** start of Data shown **

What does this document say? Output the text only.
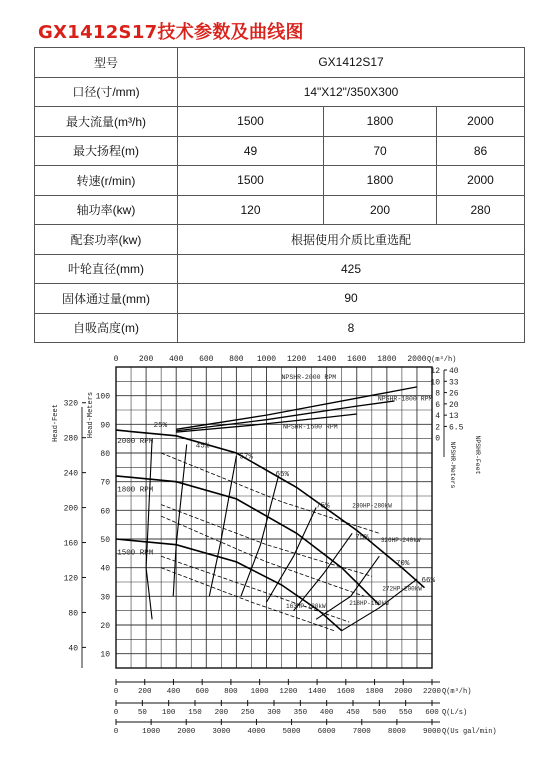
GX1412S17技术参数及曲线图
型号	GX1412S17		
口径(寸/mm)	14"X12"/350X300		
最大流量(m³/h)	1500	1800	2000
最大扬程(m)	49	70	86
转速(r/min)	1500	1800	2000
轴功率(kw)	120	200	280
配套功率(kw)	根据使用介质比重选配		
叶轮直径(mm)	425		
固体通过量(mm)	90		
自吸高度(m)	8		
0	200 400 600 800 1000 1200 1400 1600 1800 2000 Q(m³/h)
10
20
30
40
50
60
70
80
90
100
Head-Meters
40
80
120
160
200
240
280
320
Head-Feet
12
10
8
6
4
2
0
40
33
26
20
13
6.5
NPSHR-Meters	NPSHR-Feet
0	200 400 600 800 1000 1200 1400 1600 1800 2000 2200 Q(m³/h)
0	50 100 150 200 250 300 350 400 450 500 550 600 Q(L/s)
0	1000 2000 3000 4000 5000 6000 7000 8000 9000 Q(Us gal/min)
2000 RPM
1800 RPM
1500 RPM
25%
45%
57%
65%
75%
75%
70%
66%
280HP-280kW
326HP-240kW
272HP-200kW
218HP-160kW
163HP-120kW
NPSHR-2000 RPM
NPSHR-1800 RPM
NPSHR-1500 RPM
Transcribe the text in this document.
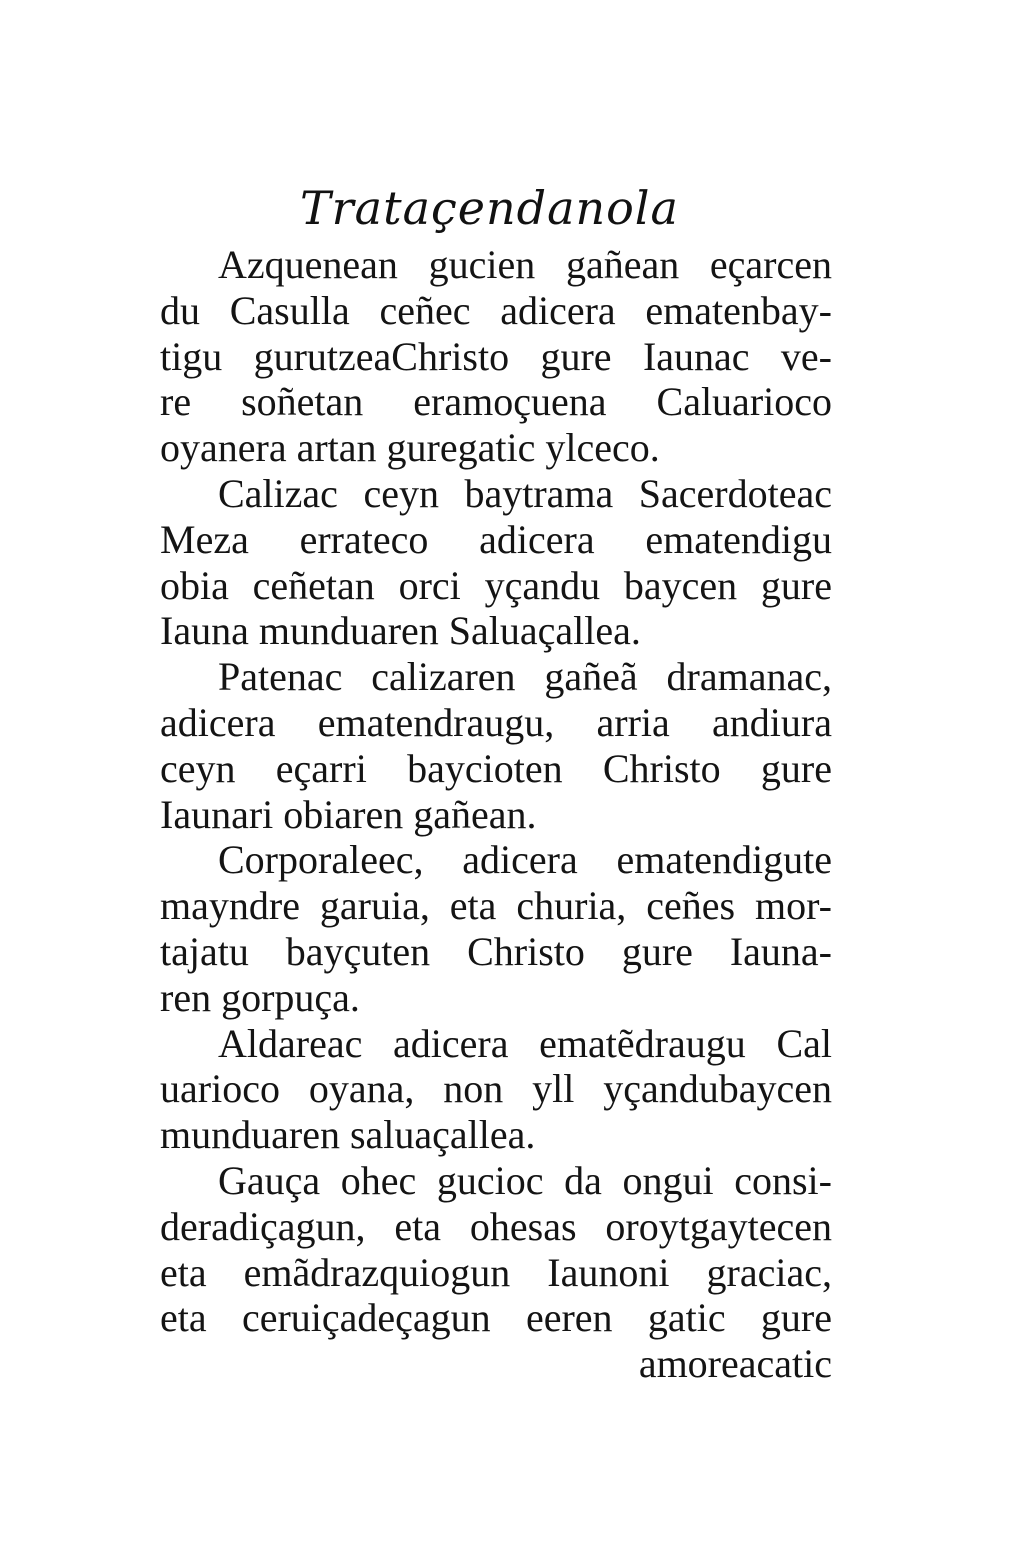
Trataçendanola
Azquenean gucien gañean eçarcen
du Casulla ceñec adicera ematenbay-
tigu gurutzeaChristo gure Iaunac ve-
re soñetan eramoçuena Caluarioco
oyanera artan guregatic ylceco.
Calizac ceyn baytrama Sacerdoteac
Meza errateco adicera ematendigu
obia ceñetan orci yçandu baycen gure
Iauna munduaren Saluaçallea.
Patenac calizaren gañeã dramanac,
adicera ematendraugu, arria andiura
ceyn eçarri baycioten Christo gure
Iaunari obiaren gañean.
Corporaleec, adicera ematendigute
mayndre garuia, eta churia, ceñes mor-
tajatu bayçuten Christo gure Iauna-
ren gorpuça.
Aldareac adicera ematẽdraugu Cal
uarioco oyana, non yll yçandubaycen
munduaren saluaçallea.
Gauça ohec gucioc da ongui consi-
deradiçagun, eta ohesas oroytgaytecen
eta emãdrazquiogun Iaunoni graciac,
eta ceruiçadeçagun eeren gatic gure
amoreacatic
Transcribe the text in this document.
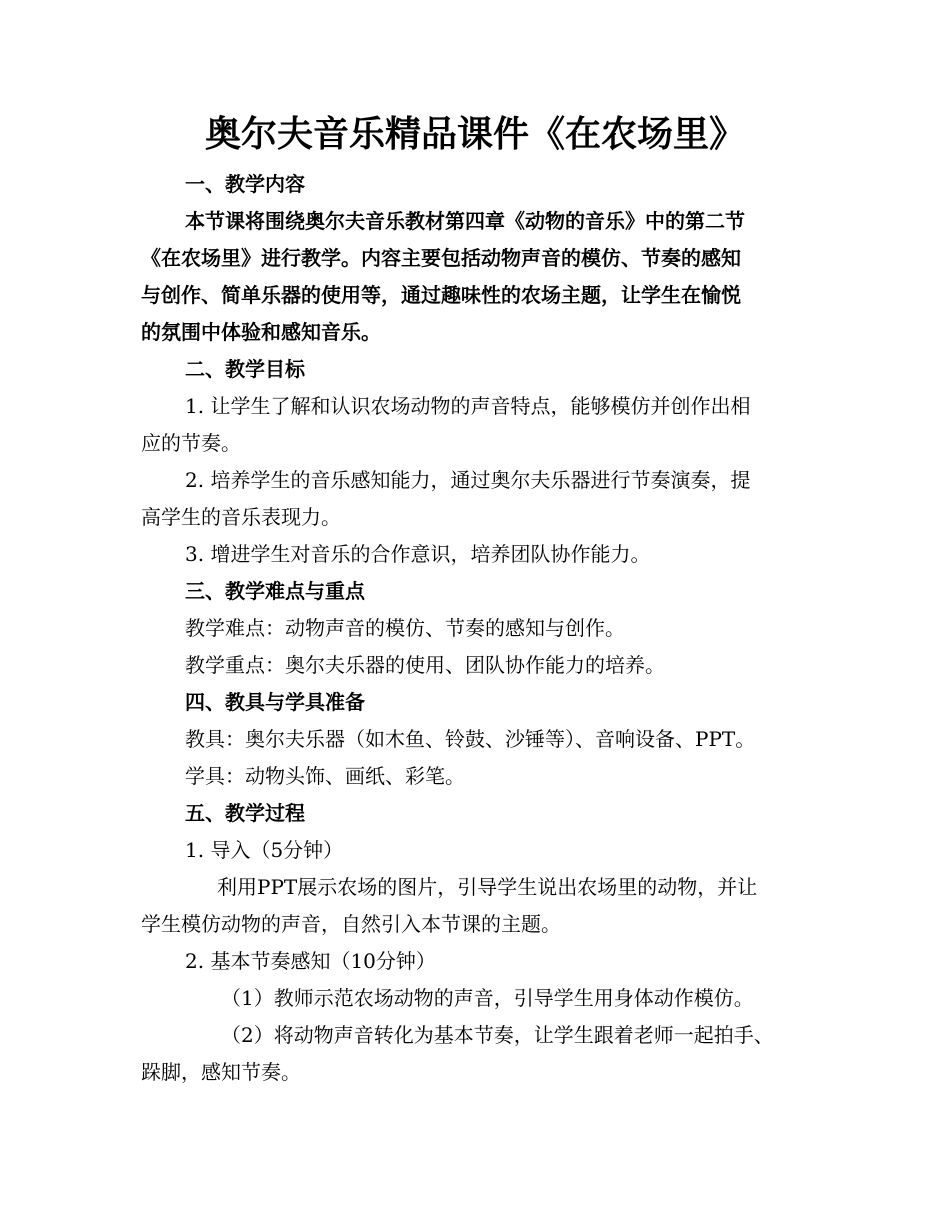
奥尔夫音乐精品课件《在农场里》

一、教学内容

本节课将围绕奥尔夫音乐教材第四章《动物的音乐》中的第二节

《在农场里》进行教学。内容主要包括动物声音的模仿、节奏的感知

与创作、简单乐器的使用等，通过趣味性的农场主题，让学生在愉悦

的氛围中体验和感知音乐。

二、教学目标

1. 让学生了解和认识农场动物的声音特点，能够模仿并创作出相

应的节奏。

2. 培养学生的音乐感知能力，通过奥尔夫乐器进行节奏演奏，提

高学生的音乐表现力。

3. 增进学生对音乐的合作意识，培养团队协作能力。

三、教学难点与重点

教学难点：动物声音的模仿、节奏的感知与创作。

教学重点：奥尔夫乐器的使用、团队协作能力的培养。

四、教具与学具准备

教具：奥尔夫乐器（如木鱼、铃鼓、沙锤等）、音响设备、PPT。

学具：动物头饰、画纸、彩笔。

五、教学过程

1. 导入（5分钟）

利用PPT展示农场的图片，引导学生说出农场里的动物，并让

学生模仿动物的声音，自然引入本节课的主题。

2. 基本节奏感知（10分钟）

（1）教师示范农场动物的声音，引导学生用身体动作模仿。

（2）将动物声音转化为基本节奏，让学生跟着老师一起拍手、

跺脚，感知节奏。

** end of Data shown **
** start of Data shown **

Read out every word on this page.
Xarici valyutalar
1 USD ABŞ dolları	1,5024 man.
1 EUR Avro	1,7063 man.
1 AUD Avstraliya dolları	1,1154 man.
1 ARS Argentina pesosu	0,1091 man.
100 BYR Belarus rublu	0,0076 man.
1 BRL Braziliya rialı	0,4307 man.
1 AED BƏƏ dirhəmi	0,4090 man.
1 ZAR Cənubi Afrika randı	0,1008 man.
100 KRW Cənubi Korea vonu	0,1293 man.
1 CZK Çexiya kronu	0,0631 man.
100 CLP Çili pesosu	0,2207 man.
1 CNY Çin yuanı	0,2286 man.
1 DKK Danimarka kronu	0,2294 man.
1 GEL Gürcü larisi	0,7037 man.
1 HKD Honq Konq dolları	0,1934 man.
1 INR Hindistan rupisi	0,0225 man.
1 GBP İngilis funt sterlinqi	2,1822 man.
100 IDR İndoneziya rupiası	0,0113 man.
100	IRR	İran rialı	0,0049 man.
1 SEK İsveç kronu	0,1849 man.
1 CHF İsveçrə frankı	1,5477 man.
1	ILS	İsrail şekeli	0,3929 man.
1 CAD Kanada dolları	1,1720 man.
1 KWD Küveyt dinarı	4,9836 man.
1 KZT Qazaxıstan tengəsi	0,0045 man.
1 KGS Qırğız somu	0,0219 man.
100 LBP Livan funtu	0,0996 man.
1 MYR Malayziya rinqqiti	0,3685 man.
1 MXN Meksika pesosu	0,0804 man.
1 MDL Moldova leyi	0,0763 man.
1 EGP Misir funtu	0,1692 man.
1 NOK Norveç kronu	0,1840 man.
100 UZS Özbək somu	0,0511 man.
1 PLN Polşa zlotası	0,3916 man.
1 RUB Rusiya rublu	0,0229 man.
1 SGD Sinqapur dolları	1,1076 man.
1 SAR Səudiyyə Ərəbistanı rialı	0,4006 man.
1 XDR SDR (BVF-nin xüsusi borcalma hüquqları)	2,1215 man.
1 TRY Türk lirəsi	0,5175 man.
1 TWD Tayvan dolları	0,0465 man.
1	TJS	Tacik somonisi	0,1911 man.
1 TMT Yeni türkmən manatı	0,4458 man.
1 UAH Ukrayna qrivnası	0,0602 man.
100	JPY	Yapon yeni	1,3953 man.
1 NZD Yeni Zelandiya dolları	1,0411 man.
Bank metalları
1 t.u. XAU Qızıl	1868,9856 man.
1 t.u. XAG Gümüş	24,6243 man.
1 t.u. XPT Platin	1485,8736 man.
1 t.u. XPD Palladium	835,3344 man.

** end of Data shown **
** start of Data shown **

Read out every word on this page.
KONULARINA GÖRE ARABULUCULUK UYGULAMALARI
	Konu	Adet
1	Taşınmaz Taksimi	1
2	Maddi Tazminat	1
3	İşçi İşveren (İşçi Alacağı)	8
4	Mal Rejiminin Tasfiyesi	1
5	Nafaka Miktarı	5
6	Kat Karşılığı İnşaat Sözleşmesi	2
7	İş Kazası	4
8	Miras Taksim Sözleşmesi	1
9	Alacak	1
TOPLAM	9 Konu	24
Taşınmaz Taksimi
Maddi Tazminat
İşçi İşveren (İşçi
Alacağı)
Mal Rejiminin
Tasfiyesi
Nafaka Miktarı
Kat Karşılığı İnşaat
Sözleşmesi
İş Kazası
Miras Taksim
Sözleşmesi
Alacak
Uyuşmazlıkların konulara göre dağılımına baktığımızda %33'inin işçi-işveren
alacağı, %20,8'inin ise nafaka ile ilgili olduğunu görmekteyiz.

** end of Data shown **

Instruction
Copy out each line of the data containing the string "pesosu".

Task result
1 ARS Argentina pesosu	0,1091 man.
100 CLP Çili pesosu	0,2207 man.
1 MXN Meksika pesosu	0,0804 man.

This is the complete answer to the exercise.